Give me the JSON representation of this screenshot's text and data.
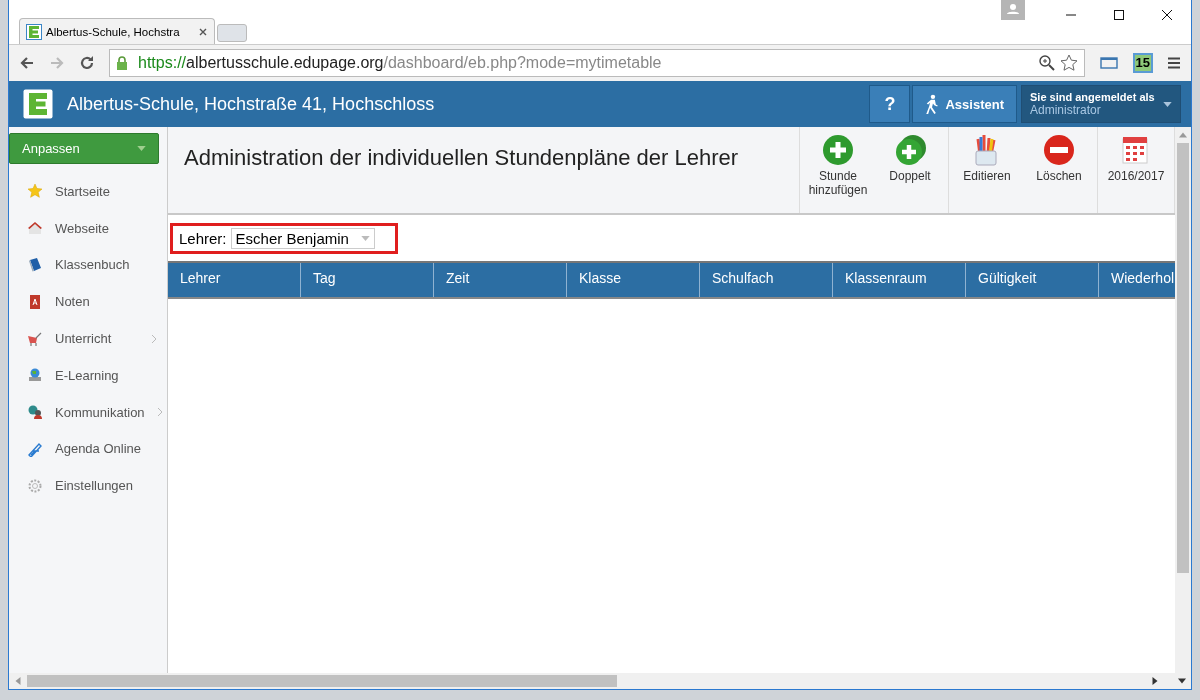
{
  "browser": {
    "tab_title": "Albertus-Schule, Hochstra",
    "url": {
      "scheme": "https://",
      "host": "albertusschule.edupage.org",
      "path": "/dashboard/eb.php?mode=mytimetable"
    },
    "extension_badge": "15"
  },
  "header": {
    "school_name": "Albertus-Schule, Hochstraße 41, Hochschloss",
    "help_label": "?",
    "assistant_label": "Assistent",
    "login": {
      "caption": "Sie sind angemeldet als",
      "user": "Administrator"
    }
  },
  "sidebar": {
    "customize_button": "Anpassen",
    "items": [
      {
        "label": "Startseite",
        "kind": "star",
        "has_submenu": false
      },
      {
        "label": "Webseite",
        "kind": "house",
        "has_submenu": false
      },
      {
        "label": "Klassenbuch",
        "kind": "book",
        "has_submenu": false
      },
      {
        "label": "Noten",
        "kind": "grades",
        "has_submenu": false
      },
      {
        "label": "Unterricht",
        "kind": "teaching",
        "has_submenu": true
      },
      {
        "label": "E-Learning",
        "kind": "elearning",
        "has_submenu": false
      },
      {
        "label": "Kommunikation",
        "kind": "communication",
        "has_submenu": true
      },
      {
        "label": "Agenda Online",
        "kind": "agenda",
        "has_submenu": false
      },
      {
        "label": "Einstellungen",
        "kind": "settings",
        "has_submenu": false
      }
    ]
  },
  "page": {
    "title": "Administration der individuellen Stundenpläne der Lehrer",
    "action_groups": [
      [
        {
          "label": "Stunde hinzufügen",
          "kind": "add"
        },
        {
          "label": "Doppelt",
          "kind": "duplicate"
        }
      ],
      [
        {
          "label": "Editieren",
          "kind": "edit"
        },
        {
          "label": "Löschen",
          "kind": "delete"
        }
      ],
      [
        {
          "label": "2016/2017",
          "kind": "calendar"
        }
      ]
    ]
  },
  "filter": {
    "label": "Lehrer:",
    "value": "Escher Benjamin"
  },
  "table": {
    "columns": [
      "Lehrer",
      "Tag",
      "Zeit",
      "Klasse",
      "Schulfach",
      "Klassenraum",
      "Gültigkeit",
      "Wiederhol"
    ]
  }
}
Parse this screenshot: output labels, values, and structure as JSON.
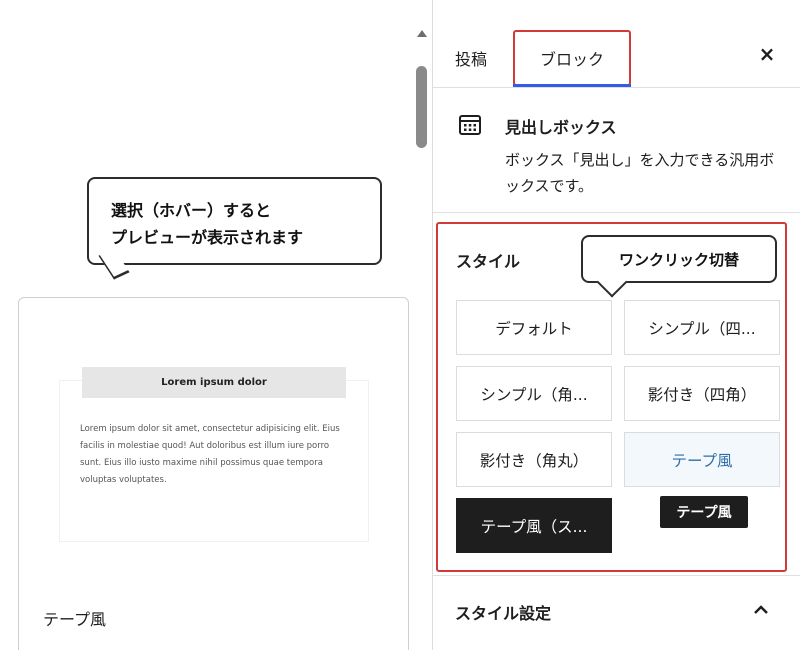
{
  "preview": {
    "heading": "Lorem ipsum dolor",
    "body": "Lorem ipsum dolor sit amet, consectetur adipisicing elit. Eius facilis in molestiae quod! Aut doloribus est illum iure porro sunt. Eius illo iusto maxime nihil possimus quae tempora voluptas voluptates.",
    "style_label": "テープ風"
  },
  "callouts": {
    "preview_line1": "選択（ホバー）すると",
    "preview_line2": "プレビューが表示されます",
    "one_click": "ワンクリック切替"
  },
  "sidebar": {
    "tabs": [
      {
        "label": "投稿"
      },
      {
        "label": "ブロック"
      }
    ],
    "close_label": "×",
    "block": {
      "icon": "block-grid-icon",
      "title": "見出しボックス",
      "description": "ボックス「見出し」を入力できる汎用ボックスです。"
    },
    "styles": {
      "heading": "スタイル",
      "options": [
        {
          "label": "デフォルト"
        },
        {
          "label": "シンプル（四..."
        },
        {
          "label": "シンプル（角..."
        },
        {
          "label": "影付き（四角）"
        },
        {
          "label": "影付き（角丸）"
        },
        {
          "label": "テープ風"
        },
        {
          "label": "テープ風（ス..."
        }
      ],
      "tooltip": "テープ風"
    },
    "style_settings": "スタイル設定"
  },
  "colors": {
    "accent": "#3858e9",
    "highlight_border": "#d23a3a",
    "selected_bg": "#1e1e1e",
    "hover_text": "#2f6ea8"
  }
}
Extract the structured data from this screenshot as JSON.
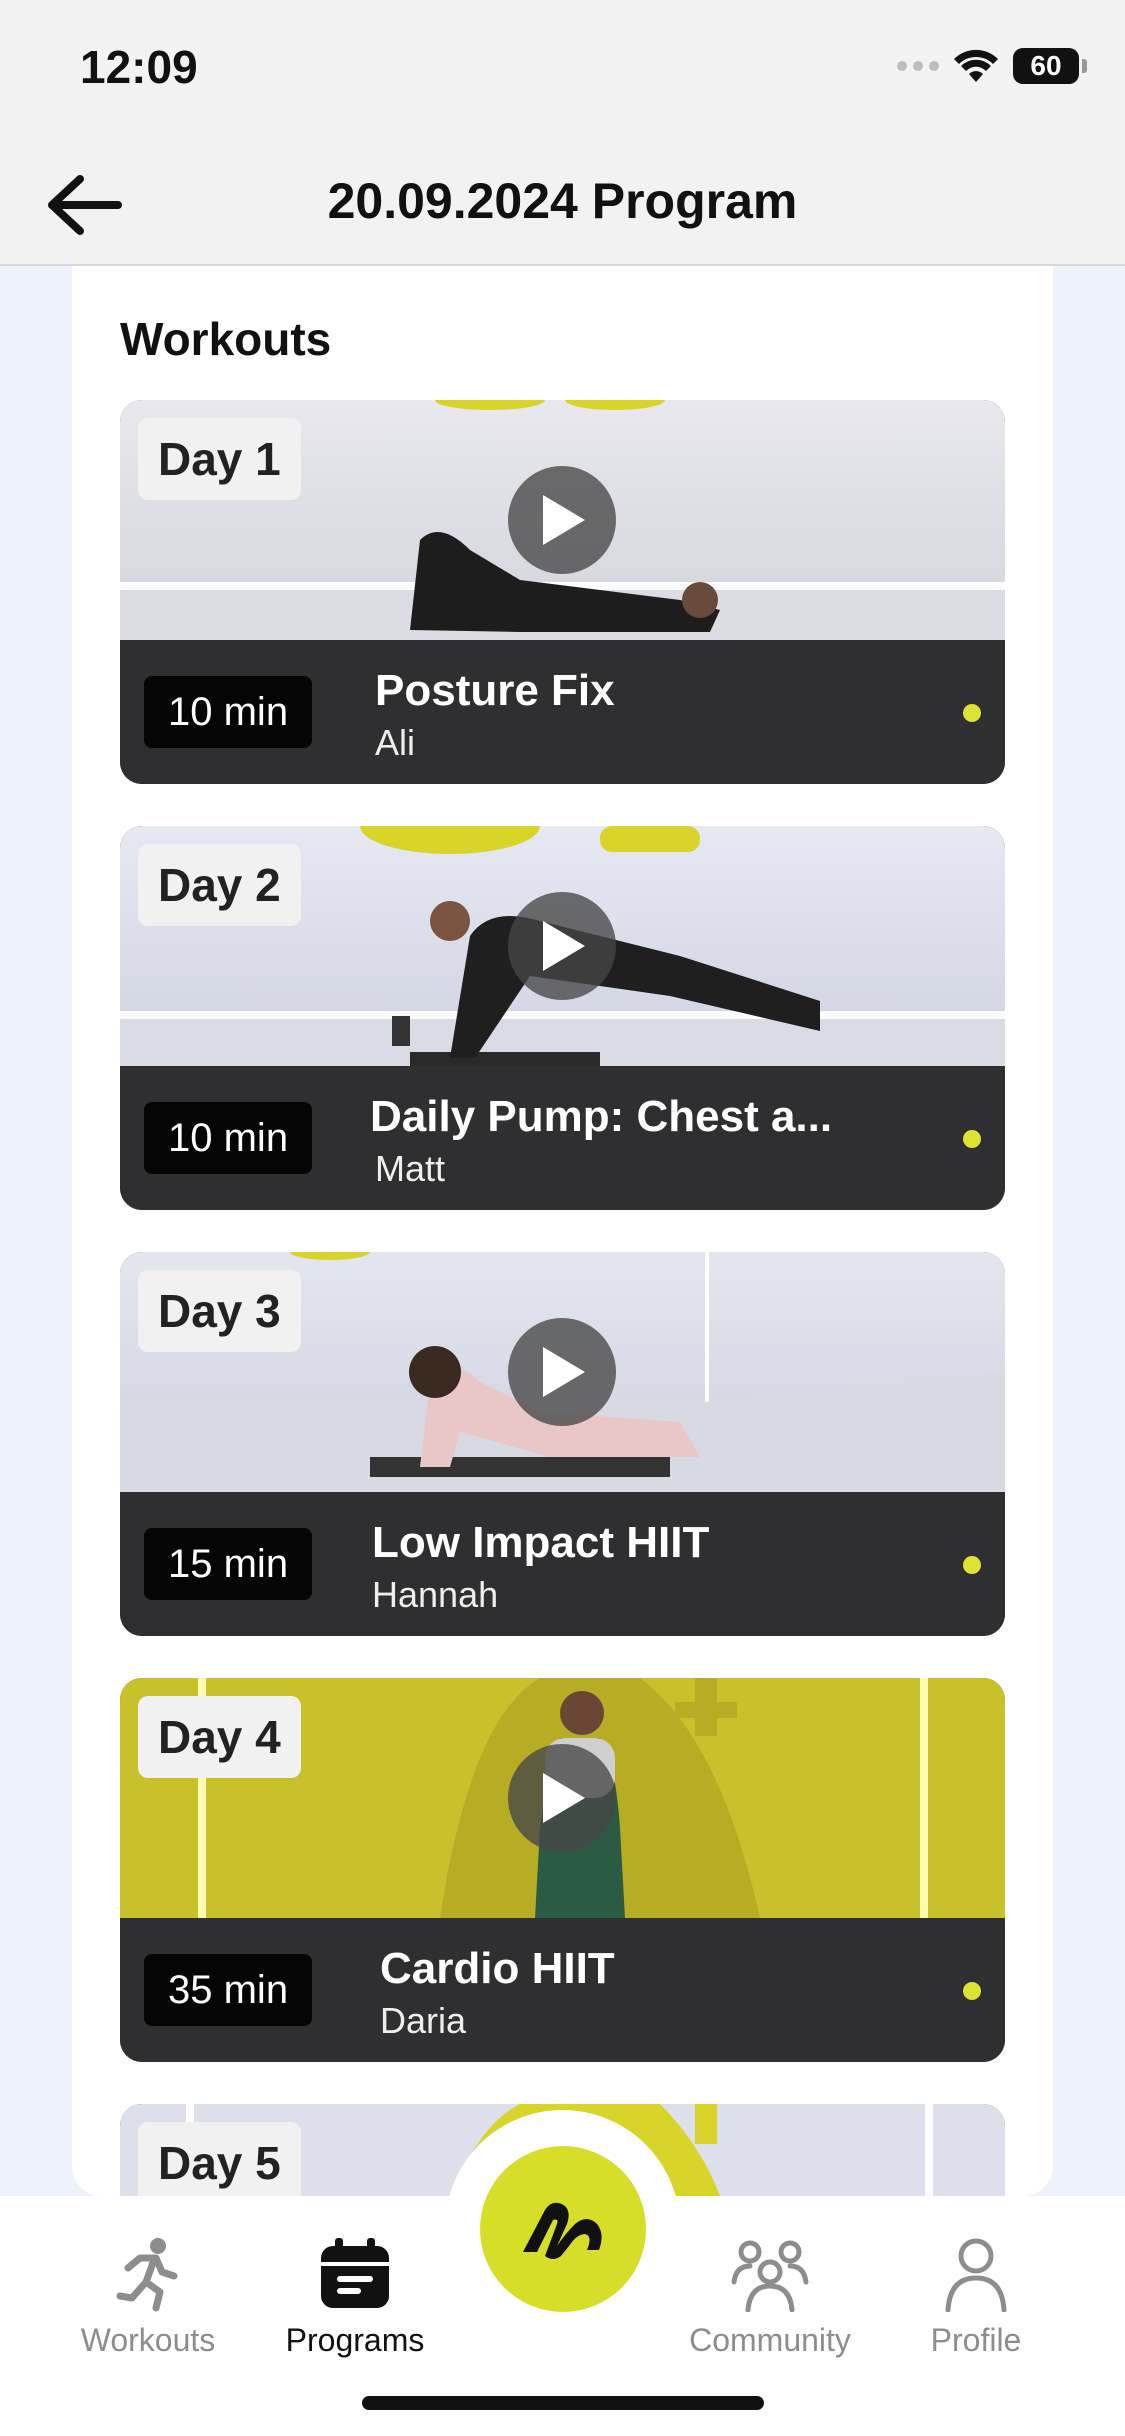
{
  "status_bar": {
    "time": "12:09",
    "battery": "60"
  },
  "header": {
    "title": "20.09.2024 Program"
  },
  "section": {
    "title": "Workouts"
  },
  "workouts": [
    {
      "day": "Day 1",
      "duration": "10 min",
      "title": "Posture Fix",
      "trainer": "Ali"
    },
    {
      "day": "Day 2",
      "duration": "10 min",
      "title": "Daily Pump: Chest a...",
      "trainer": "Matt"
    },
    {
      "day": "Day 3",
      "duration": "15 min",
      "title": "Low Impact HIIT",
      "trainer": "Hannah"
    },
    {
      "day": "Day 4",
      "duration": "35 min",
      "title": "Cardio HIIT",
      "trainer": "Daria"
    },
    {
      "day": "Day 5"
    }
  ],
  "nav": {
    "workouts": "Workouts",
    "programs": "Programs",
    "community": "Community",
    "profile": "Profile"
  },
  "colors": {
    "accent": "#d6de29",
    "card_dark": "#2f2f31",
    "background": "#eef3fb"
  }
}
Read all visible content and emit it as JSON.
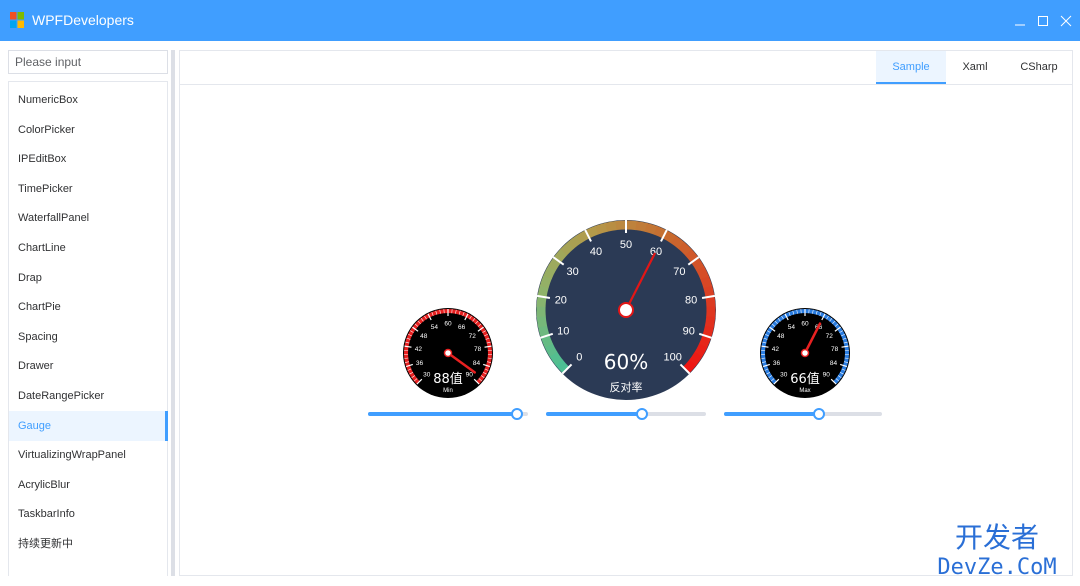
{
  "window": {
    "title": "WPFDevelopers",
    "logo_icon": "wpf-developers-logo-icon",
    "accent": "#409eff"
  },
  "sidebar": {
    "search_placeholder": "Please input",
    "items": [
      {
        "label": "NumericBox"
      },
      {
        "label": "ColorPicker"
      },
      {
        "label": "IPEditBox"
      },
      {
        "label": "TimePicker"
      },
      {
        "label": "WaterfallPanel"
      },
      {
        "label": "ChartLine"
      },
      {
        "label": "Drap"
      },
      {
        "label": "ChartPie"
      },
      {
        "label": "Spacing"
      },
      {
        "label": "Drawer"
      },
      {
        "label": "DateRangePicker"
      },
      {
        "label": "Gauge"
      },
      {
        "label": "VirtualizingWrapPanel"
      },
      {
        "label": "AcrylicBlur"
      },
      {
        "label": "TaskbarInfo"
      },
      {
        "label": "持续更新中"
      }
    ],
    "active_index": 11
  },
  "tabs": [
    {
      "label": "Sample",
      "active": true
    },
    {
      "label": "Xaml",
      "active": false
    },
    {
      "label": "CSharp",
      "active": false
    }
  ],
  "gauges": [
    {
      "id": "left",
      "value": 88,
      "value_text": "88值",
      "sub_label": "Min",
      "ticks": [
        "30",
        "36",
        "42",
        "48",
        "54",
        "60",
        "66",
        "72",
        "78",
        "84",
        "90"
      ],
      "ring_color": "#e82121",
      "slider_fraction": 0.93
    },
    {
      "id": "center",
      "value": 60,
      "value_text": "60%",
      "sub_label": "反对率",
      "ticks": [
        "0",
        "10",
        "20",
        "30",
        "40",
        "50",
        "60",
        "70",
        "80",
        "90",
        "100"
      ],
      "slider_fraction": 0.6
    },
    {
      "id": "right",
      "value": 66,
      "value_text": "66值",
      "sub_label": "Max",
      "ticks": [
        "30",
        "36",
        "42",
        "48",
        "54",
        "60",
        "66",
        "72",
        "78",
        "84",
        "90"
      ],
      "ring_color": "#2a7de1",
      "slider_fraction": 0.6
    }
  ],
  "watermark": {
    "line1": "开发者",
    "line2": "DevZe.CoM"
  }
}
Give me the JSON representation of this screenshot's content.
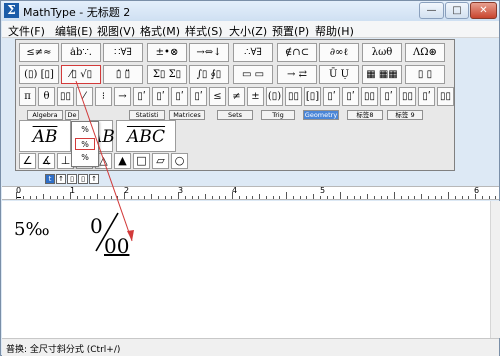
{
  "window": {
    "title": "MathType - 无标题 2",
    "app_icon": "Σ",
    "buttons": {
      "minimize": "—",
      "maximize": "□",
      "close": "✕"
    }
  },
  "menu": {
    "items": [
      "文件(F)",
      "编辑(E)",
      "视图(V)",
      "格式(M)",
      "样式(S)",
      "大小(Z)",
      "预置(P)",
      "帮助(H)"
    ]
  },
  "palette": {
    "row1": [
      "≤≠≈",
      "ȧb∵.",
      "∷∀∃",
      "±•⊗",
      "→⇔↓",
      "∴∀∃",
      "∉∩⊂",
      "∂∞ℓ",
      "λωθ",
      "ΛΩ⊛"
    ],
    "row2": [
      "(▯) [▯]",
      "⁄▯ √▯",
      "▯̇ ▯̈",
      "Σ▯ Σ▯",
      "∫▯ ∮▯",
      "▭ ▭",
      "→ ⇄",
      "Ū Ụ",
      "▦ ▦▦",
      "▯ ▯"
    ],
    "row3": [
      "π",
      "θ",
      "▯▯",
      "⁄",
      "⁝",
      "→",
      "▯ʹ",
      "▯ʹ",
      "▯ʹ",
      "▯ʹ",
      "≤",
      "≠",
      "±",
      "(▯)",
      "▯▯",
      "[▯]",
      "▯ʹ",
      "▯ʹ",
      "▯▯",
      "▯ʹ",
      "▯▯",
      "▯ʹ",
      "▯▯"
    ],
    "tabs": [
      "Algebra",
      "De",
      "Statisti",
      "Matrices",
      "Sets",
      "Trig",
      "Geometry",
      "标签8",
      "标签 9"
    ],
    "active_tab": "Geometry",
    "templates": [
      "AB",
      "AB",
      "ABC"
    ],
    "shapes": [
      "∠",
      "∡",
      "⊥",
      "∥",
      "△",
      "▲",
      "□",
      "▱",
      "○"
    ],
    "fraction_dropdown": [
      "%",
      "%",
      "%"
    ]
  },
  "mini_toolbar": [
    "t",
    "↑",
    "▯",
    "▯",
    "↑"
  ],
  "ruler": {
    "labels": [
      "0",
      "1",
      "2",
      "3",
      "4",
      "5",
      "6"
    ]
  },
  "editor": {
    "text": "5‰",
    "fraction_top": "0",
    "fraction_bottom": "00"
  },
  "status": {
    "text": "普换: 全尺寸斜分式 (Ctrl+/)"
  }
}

────────

■ Work to be completed
Look through the data and show every line containing "content".

■ Expected answer
Read all visible content and emit it as JSON.
Give me the JSON representation of this screenshot's content.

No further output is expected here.